#### [Items]
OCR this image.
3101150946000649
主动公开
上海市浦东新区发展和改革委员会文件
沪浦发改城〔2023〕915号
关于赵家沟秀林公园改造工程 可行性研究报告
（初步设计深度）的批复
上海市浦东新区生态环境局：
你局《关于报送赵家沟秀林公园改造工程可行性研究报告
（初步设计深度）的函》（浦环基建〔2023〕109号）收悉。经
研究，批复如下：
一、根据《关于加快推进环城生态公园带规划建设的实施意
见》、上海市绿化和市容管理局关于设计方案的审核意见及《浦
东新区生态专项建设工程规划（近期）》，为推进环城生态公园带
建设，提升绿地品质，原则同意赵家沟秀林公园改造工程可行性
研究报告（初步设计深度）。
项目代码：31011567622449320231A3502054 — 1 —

#### [Instructions for the task]
Repeat all the entries word for word.

#### [Solution to this exercise]
OCR this image.
3101150946000649
主动公开
上海市浦东新区发展和改革委员会文件
沪浦发改城〔2023〕915号
关于赵家沟秀林公园改造工程 可行性研究报告
（初步设计深度）的批复
上海市浦东新区生态环境局：
你局《关于报送赵家沟秀林公园改造工程可行性研究报告
（初步设计深度）的函》（浦环基建〔2023〕109号）收悉。经
研究，批复如下：
一、根据《关于加快推进环城生态公园带规划建设的实施意
见》、上海市绿化和市容管理局关于设计方案的审核意见及《浦
东新区生态专项建设工程规划（近期）》，为推进环城生态公园带
建设，提升绿地品质，原则同意赵家沟秀林公园改造工程可行性
研究报告（初步设计深度）。
项目代码：31011567622449320231A3502054 — 1 —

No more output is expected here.